What is asked: In the material below, find every line with "ограниченной" and pull it out.

[START]

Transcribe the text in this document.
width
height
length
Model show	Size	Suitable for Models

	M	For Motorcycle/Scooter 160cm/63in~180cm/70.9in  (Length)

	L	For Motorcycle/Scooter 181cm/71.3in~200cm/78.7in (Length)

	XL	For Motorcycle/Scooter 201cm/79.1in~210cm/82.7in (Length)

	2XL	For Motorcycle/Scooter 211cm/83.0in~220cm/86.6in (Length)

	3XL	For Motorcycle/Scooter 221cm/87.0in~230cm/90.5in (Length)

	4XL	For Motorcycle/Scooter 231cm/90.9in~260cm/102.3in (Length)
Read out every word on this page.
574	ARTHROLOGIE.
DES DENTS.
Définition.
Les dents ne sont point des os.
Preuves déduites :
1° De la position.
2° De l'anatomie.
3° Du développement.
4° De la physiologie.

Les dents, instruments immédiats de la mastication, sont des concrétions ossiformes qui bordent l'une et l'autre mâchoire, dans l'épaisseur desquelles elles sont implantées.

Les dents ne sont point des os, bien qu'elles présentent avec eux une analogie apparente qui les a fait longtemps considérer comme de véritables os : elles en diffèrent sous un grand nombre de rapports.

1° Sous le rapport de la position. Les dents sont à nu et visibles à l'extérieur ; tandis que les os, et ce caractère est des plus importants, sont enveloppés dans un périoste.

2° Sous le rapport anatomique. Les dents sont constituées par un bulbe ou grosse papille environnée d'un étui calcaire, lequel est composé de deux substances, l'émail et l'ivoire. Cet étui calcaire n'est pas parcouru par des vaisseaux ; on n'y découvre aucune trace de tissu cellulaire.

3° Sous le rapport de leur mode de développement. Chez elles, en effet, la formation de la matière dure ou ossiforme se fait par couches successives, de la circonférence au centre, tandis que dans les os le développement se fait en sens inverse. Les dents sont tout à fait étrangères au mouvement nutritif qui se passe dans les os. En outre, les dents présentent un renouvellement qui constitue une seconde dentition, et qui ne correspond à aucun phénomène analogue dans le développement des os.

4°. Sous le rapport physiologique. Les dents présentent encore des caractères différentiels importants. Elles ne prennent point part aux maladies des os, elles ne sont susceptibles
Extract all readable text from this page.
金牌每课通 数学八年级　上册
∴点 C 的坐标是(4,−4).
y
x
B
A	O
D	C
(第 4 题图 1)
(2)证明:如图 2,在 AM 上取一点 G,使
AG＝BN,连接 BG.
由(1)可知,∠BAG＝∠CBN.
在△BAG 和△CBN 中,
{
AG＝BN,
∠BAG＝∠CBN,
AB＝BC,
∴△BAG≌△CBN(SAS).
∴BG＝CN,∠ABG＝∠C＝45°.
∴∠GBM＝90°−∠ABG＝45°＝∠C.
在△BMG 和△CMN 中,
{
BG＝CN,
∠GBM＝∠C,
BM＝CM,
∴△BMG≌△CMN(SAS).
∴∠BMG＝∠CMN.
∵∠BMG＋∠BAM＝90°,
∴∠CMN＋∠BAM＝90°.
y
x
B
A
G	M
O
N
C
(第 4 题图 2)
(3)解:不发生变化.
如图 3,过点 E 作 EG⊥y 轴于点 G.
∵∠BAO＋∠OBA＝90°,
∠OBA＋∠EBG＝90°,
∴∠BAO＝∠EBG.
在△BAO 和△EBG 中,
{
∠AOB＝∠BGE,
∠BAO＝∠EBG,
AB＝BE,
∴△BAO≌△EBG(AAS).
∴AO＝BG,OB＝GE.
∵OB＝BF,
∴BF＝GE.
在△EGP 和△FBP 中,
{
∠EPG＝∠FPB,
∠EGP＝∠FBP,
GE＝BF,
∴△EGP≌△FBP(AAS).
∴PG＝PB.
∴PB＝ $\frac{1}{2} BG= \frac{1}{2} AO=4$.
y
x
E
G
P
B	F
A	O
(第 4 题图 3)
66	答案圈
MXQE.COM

[END]
[START]

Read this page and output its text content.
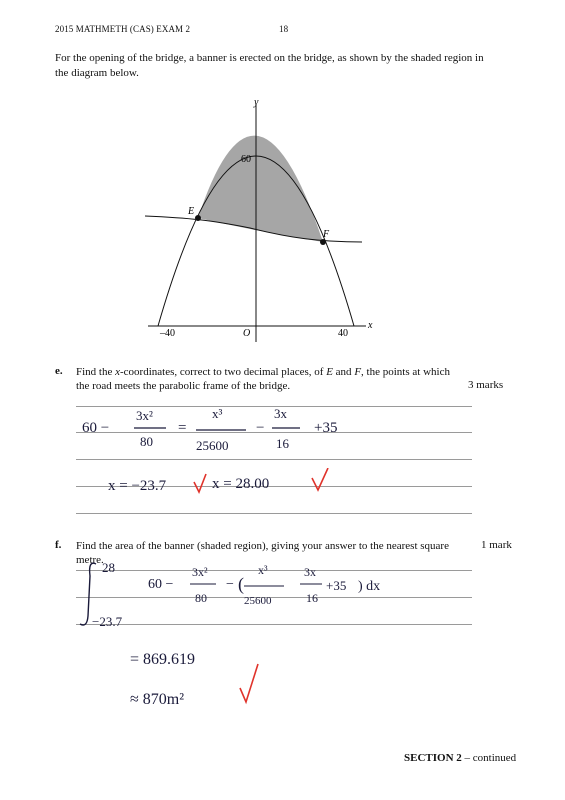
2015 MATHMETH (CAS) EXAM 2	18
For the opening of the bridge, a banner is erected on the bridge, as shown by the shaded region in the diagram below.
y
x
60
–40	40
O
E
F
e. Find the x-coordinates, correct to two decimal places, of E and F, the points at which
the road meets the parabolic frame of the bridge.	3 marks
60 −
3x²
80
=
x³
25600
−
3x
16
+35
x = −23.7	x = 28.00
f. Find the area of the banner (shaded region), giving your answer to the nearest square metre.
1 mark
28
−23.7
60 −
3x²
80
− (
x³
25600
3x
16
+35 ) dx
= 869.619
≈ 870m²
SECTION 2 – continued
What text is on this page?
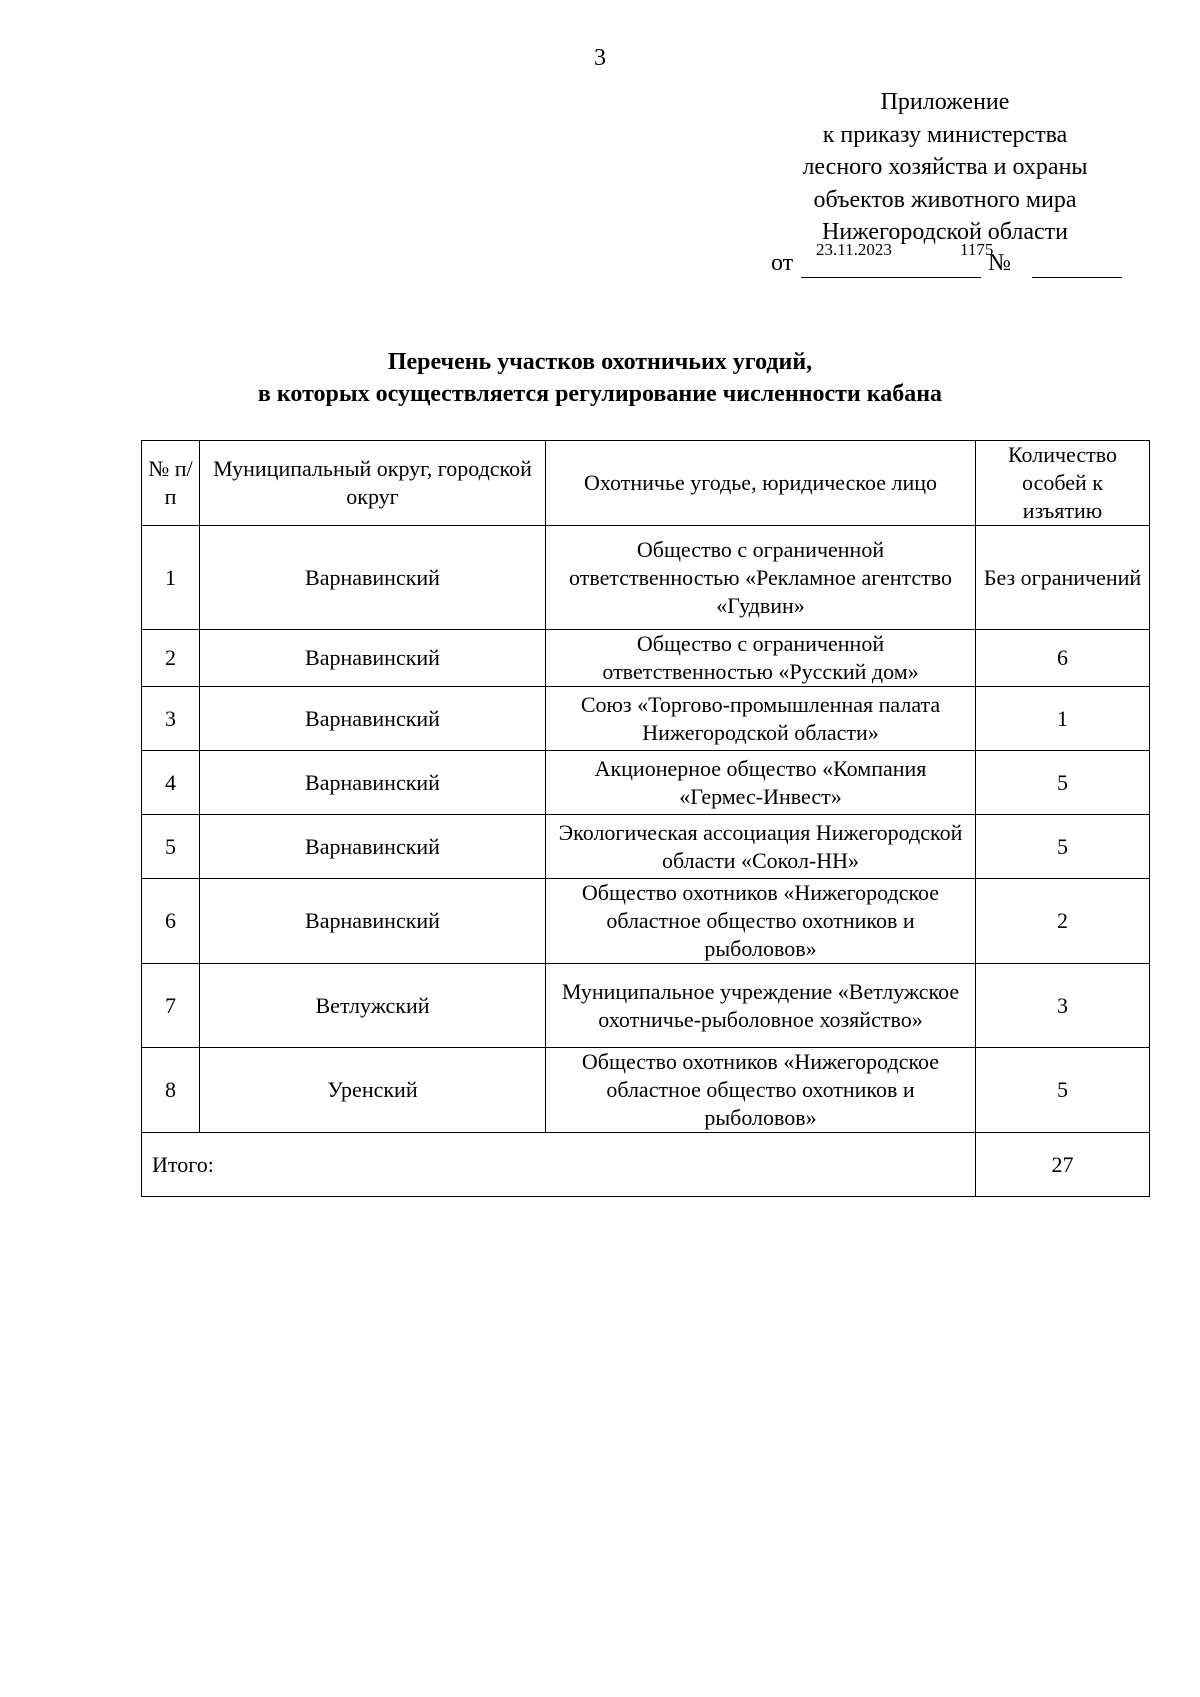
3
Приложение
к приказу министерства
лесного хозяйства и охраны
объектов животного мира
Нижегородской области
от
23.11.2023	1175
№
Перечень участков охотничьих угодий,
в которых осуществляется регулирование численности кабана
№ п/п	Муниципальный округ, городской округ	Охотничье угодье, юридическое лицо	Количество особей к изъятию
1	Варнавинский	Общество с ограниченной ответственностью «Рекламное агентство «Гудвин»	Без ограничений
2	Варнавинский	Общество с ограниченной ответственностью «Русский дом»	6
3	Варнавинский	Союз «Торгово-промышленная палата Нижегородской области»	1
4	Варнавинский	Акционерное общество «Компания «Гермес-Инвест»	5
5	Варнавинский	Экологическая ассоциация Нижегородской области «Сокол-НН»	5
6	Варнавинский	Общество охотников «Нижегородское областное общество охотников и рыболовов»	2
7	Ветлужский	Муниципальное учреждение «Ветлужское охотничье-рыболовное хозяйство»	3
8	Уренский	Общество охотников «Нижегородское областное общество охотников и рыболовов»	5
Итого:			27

[END]

The result:
1	Варнавинский	Общество с ограниченной ответственностью «Рекламное агентство «Гудвин»	Без ограничений
2	Варнавинский	Общество с ограниченной ответственностью «Русский дом»	6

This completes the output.